• [Records to use]
>>>
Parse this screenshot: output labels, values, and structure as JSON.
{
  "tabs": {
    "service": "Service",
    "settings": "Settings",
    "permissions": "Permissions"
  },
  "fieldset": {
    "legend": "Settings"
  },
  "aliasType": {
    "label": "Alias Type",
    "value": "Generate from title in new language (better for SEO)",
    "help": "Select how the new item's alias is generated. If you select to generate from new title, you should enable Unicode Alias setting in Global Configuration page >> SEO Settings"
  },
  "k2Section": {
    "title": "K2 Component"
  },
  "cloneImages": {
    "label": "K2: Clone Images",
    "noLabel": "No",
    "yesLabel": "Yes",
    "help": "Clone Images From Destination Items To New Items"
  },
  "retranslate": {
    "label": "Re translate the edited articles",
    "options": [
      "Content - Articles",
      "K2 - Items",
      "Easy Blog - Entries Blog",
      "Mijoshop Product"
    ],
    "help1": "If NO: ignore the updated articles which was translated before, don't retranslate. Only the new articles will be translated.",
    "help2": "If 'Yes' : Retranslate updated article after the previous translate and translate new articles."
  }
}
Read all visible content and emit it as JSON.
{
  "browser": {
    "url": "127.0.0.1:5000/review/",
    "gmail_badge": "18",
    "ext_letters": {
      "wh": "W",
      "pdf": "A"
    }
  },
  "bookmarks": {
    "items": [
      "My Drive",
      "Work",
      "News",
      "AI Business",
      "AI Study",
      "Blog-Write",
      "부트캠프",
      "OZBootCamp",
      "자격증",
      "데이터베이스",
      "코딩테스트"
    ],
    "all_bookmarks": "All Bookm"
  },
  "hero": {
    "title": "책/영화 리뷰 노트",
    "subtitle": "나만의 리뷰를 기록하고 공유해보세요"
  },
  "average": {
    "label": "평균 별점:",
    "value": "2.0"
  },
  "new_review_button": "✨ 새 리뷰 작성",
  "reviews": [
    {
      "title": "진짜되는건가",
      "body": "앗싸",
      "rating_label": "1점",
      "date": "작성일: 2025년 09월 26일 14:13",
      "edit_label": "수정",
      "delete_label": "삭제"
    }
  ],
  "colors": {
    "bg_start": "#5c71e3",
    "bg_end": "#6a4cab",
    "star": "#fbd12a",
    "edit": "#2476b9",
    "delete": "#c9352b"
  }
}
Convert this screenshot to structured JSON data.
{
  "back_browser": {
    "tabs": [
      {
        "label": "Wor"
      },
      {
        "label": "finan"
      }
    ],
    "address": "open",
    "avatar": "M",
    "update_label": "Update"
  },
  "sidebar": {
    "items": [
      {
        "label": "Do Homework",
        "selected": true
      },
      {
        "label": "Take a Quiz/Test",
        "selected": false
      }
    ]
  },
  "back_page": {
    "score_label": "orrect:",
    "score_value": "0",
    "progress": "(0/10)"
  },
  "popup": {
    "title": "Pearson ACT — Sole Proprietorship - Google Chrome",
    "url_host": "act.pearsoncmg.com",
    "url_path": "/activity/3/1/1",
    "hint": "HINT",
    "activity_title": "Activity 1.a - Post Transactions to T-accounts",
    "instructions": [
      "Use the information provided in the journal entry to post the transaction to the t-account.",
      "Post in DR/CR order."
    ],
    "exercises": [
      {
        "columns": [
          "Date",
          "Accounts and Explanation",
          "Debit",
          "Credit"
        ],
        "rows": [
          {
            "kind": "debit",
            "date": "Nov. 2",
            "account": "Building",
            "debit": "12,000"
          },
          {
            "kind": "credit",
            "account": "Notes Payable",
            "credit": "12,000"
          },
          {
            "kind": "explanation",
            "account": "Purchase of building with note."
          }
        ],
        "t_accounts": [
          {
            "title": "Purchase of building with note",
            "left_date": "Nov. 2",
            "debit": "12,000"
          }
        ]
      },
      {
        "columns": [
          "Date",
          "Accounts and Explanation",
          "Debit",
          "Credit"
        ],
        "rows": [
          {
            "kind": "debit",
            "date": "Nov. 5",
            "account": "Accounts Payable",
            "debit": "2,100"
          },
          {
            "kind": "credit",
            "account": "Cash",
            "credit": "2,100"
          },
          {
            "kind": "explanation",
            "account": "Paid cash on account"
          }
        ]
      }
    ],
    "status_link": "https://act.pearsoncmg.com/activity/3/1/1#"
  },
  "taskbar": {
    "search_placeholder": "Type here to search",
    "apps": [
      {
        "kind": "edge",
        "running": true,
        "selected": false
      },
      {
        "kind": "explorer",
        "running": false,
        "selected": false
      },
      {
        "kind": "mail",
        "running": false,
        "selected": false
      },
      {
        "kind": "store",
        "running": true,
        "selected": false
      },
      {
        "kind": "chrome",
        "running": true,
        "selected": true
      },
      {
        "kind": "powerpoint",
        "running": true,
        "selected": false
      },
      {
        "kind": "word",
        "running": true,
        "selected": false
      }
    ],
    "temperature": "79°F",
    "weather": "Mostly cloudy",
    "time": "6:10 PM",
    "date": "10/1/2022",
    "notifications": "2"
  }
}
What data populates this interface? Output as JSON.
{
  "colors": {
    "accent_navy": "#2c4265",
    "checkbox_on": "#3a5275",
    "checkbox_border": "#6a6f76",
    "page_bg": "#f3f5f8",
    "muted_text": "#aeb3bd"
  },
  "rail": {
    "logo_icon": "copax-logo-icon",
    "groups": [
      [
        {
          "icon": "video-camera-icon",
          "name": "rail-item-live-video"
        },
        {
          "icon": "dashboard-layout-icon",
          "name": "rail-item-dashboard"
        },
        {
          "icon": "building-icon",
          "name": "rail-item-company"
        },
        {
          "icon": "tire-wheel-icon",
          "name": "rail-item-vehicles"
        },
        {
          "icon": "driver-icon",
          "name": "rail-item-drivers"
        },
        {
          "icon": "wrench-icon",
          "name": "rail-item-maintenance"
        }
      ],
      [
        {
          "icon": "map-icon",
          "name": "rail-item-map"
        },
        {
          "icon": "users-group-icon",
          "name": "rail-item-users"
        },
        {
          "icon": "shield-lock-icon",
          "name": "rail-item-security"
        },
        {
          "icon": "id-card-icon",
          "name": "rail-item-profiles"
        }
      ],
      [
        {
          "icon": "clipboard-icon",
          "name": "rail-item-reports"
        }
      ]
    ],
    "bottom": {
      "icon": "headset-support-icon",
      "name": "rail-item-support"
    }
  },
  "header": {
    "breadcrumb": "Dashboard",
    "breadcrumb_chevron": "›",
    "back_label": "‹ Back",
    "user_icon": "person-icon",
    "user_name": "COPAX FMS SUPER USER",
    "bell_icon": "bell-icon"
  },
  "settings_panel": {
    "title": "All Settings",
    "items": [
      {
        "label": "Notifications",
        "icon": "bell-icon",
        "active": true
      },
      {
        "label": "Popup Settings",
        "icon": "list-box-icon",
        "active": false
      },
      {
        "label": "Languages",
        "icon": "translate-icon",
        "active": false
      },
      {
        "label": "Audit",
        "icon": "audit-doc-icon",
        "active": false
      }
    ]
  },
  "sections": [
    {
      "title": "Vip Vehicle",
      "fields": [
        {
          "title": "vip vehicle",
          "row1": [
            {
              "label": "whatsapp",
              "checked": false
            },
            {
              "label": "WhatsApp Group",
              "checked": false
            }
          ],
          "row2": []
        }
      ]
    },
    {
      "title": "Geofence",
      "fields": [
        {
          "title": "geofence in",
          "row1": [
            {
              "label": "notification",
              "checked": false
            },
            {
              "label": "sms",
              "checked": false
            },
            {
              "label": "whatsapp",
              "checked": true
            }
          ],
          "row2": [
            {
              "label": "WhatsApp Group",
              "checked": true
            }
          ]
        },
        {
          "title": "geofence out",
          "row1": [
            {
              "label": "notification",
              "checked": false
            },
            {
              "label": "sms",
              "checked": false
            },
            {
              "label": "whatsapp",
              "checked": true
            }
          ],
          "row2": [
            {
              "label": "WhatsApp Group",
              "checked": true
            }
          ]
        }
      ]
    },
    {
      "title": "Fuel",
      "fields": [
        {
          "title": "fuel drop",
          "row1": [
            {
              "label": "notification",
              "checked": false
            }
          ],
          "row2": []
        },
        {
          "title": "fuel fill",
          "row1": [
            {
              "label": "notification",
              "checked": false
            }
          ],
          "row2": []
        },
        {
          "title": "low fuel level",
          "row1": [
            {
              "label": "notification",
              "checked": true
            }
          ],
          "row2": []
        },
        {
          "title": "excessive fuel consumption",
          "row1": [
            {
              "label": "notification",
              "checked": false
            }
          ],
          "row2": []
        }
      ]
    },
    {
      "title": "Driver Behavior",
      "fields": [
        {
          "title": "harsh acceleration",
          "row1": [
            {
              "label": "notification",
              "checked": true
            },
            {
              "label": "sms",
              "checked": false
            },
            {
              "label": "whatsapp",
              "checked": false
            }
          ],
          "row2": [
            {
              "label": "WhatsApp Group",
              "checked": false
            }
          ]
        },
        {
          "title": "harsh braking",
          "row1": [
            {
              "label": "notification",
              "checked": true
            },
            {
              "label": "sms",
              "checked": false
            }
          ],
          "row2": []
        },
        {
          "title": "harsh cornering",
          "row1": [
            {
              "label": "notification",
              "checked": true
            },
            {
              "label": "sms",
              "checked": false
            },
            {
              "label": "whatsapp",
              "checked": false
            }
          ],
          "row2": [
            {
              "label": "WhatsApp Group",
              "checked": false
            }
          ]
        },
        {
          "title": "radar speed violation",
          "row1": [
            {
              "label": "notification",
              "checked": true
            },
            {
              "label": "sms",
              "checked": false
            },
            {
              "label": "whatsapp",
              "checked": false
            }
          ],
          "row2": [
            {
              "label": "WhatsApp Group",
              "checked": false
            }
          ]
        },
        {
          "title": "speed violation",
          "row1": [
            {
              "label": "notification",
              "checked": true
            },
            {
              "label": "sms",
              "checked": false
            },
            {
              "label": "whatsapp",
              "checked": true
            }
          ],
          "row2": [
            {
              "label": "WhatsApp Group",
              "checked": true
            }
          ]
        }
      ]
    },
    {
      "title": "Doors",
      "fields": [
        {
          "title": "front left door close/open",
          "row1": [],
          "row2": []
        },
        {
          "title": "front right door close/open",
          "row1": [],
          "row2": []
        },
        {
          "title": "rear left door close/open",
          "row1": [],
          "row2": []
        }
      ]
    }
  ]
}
<<<
• [What needs to be done] Pull every line holding "with" out of the records.

• [Task solution]
            "account": "Purchase of building with note."
            "title": "Purchase of building with note",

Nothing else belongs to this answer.